Figure record extracts
════════════════

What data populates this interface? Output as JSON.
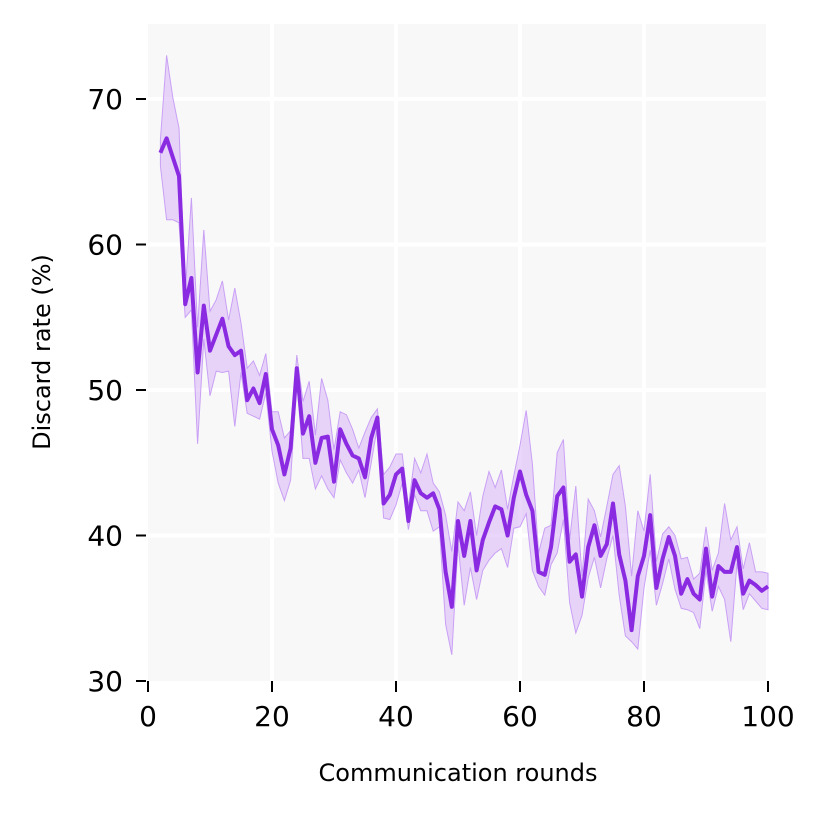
{
  "chart_data": {
    "type": "line",
    "title": "",
    "xlabel": "Communication rounds",
    "ylabel": "Discard rate (%)",
    "xlim": [
      0,
      100
    ],
    "ylim": [
      30,
      75
    ],
    "xticks": [
      0,
      20,
      40,
      60,
      80,
      100
    ],
    "yticks": [
      30,
      40,
      50,
      60,
      70
    ],
    "grid": true,
    "legend": "none",
    "colors": {
      "line": "#8a2be2",
      "band": "#d8b4f8",
      "plot_background": "#f8f8f8",
      "grid": "#ffffff"
    },
    "series": [
      {
        "x": [
          2,
          3,
          4,
          5,
          6,
          7,
          8,
          9,
          10,
          11,
          12,
          13,
          14,
          15,
          16,
          17,
          18,
          19,
          20,
          21,
          22,
          23,
          24,
          25,
          26,
          27,
          28,
          29,
          30,
          31,
          32,
          33,
          34,
          35,
          36,
          37,
          38,
          39,
          40,
          41,
          42,
          43,
          44,
          45,
          46,
          47,
          48,
          49,
          50,
          51,
          52,
          53,
          54,
          55,
          56,
          57,
          58,
          59,
          60,
          61,
          62,
          63,
          64,
          65,
          66,
          67,
          68,
          69,
          70,
          71,
          72,
          73,
          74,
          75,
          76,
          77,
          78,
          79,
          80,
          81,
          82,
          83,
          84,
          85,
          86,
          87,
          88,
          89,
          90,
          91,
          92,
          93,
          94,
          95,
          96,
          97,
          98,
          99,
          100
        ],
        "values": [
          66.3,
          67.3,
          66.0,
          64.7,
          55.9,
          57.7,
          51.2,
          55.8,
          52.7,
          53.8,
          54.9,
          53.0,
          52.4,
          52.7,
          49.3,
          50.1,
          49.1,
          51.1,
          47.3,
          46.2,
          44.2,
          46.0,
          51.5,
          47.0,
          48.2,
          45.0,
          46.7,
          46.8,
          43.7,
          47.3,
          46.3,
          45.5,
          45.3,
          44.0,
          46.7,
          48.1,
          42.2,
          42.8,
          44.2,
          44.6,
          41.0,
          43.8,
          42.9,
          42.6,
          42.9,
          41.8,
          37.5,
          35.1,
          41.0,
          38.6,
          41.0,
          37.6,
          39.7,
          40.9,
          42.0,
          41.8,
          40.0,
          42.6,
          44.4,
          42.8,
          41.7,
          37.5,
          37.3,
          39.2,
          42.7,
          43.3,
          38.2,
          38.7,
          35.8,
          39.2,
          40.7,
          38.6,
          39.4,
          42.2,
          38.7,
          36.9,
          33.5,
          37.2,
          38.6,
          41.4,
          36.4,
          38.4,
          39.9,
          38.6,
          36.0,
          37.0,
          36.0,
          35.6,
          39.1,
          35.8,
          37.9,
          37.5,
          37.5,
          39.2,
          36.0,
          36.9,
          36.6,
          36.2,
          36.5
        ],
        "lower": [
          65.4,
          61.7,
          61.7,
          61.5,
          55.0,
          55.5,
          46.3,
          53.5,
          49.6,
          51.3,
          51.2,
          51.3,
          47.5,
          51.2,
          48.4,
          48.2,
          48.0,
          49.8,
          45.8,
          43.6,
          42.4,
          43.8,
          50.6,
          45.3,
          45.3,
          43.2,
          44.1,
          43.2,
          42.6,
          45.2,
          44.3,
          43.6,
          44.5,
          42.6,
          45.0,
          47.5,
          41.2,
          41.1,
          42.1,
          43.6,
          40.4,
          42.8,
          41.7,
          41.7,
          40.3,
          40.6,
          33.9,
          31.8,
          39.4,
          35.2,
          37.8,
          35.6,
          37.6,
          38.3,
          38.8,
          39.1,
          37.8,
          40.5,
          40.6,
          41.5,
          37.6,
          36.5,
          35.9,
          38.0,
          38.8,
          41.1,
          35.4,
          33.3,
          34.5,
          37.1,
          38.5,
          36.4,
          38.4,
          40.0,
          35.9,
          33.1,
          32.7,
          32.2,
          36.4,
          39.0,
          35.2,
          36.7,
          38.4,
          36.3,
          35.0,
          34.9,
          34.7,
          33.6,
          37.6,
          34.8,
          36.5,
          35.6,
          32.7,
          38.1,
          34.9,
          36.0,
          35.5,
          35.0,
          34.9
        ],
        "upper": [
          67.2,
          73.0,
          70.1,
          68.0,
          56.7,
          63.2,
          54.3,
          61.0,
          55.4,
          56.2,
          57.5,
          54.8,
          57.0,
          54.6,
          51.5,
          52.0,
          51.0,
          52.5,
          48.5,
          48.5,
          46.7,
          47.2,
          52.4,
          49.2,
          50.6,
          46.9,
          50.8,
          49.3,
          45.9,
          48.5,
          48.3,
          47.3,
          46.0,
          47.1,
          48.1,
          48.7,
          44.2,
          44.7,
          45.6,
          45.6,
          42.0,
          45.3,
          44.3,
          45.6,
          43.6,
          43.0,
          41.4,
          38.9,
          42.3,
          41.7,
          43.0,
          40.0,
          42.7,
          44.4,
          43.3,
          44.5,
          41.8,
          44.1,
          46.2,
          48.6,
          44.9,
          38.8,
          40.5,
          40.7,
          45.7,
          46.6,
          39.7,
          43.4,
          37.2,
          42.5,
          41.7,
          39.9,
          42.0,
          44.2,
          44.8,
          42.0,
          37.2,
          41.7,
          40.3,
          44.2,
          38.2,
          40.1,
          40.6,
          40.0,
          38.4,
          38.5,
          37.0,
          37.4,
          40.6,
          37.6,
          38.8,
          42.2,
          39.7,
          40.6,
          37.7,
          39.5,
          37.5,
          37.5,
          37.4
        ]
      }
    ]
  }
}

════════════════

# THE PROBLEM
Repeat the data exactly, without the pictures.

# OUTPUT
What data populates this interface? Output as JSON.
{
  "chart_data": {
    "type": "line",
    "title": "",
    "xlabel": "Communication rounds",
    "ylabel": "Discard rate (%)",
    "xlim": [
      0,
      100
    ],
    "ylim": [
      30,
      75
    ],
    "xticks": [
      0,
      20,
      40,
      60,
      80,
      100
    ],
    "yticks": [
      30,
      40,
      50,
      60,
      70
    ],
    "grid": true,
    "legend": "none",
    "colors": {
      "line": "#8a2be2",
      "band": "#d8b4f8",
      "plot_background": "#f8f8f8",
      "grid": "#ffffff"
    },
    "series": [
      {
        "x": [
          2,
          3,
          4,
          5,
          6,
          7,
          8,
          9,
          10,
          11,
          12,
          13,
          14,
          15,
          16,
          17,
          18,
          19,
          20,
          21,
          22,
          23,
          24,
          25,
          26,
          27,
          28,
          29,
          30,
          31,
          32,
          33,
          34,
          35,
          36,
          37,
          38,
          39,
          40,
          41,
          42,
          43,
          44,
          45,
          46,
          47,
          48,
          49,
          50,
          51,
          52,
          53,
          54,
          55,
          56,
          57,
          58,
          59,
          60,
          61,
          62,
          63,
          64,
          65,
          66,
          67,
          68,
          69,
          70,
          71,
          72,
          73,
          74,
          75,
          76,
          77,
          78,
          79,
          80,
          81,
          82,
          83,
          84,
          85,
          86,
          87,
          88,
          89,
          90,
          91,
          92,
          93,
          94,
          95,
          96,
          97,
          98,
          99,
          100
        ],
        "values": [
          66.3,
          67.3,
          66.0,
          64.7,
          55.9,
          57.7,
          51.2,
          55.8,
          52.7,
          53.8,
          54.9,
          53.0,
          52.4,
          52.7,
          49.3,
          50.1,
          49.1,
          51.1,
          47.3,
          46.2,
          44.2,
          46.0,
          51.5,
          47.0,
          48.2,
          45.0,
          46.7,
          46.8,
          43.7,
          47.3,
          46.3,
          45.5,
          45.3,
          44.0,
          46.7,
          48.1,
          42.2,
          42.8,
          44.2,
          44.6,
          41.0,
          43.8,
          42.9,
          42.6,
          42.9,
          41.8,
          37.5,
          35.1,
          41.0,
          38.6,
          41.0,
          37.6,
          39.7,
          40.9,
          42.0,
          41.8,
          40.0,
          42.6,
          44.4,
          42.8,
          41.7,
          37.5,
          37.3,
          39.2,
          42.7,
          43.3,
          38.2,
          38.7,
          35.8,
          39.2,
          40.7,
          38.6,
          39.4,
          42.2,
          38.7,
          36.9,
          33.5,
          37.2,
          38.6,
          41.4,
          36.4,
          38.4,
          39.9,
          38.6,
          36.0,
          37.0,
          36.0,
          35.6,
          39.1,
          35.8,
          37.9,
          37.5,
          37.5,
          39.2,
          36.0,
          36.9,
          36.6,
          36.2,
          36.5
        ],
        "lower": [
          65.4,
          61.7,
          61.7,
          61.5,
          55.0,
          55.5,
          46.3,
          53.5,
          49.6,
          51.3,
          51.2,
          51.3,
          47.5,
          51.2,
          48.4,
          48.2,
          48.0,
          49.8,
          45.8,
          43.6,
          42.4,
          43.8,
          50.6,
          45.3,
          45.3,
          43.2,
          44.1,
          43.2,
          42.6,
          45.2,
          44.3,
          43.6,
          44.5,
          42.6,
          45.0,
          47.5,
          41.2,
          41.1,
          42.1,
          43.6,
          40.4,
          42.8,
          41.7,
          41.7,
          40.3,
          40.6,
          33.9,
          31.8,
          39.4,
          35.2,
          37.8,
          35.6,
          37.6,
          38.3,
          38.8,
          39.1,
          37.8,
          40.5,
          40.6,
          41.5,
          37.6,
          36.5,
          35.9,
          38.0,
          38.8,
          41.1,
          35.4,
          33.3,
          34.5,
          37.1,
          38.5,
          36.4,
          38.4,
          40.0,
          35.9,
          33.1,
          32.7,
          32.2,
          36.4,
          39.0,
          35.2,
          36.7,
          38.4,
          36.3,
          35.0,
          34.9,
          34.7,
          33.6,
          37.6,
          34.8,
          36.5,
          35.6,
          32.7,
          38.1,
          34.9,
          36.0,
          35.5,
          35.0,
          34.9
        ],
        "upper": [
          67.2,
          73.0,
          70.1,
          68.0,
          56.7,
          63.2,
          54.3,
          61.0,
          55.4,
          56.2,
          57.5,
          54.8,
          57.0,
          54.6,
          51.5,
          52.0,
          51.0,
          52.5,
          48.5,
          48.5,
          46.7,
          47.2,
          52.4,
          49.2,
          50.6,
          46.9,
          50.8,
          49.3,
          45.9,
          48.5,
          48.3,
          47.3,
          46.0,
          47.1,
          48.1,
          48.7,
          44.2,
          44.7,
          45.6,
          45.6,
          42.0,
          45.3,
          44.3,
          45.6,
          43.6,
          43.0,
          41.4,
          38.9,
          42.3,
          41.7,
          43.0,
          40.0,
          42.7,
          44.4,
          43.3,
          44.5,
          41.8,
          44.1,
          46.2,
          48.6,
          44.9,
          38.8,
          40.5,
          40.7,
          45.7,
          46.6,
          39.7,
          43.4,
          37.2,
          42.5,
          41.7,
          39.9,
          42.0,
          44.2,
          44.8,
          42.0,
          37.2,
          41.7,
          40.3,
          44.2,
          38.2,
          40.1,
          40.6,
          40.0,
          38.4,
          38.5,
          37.0,
          37.4,
          40.6,
          37.6,
          38.8,
          42.2,
          39.7,
          40.6,
          37.7,
          39.5,
          37.5,
          37.5,
          37.4
        ]
      }
    ]
  }
}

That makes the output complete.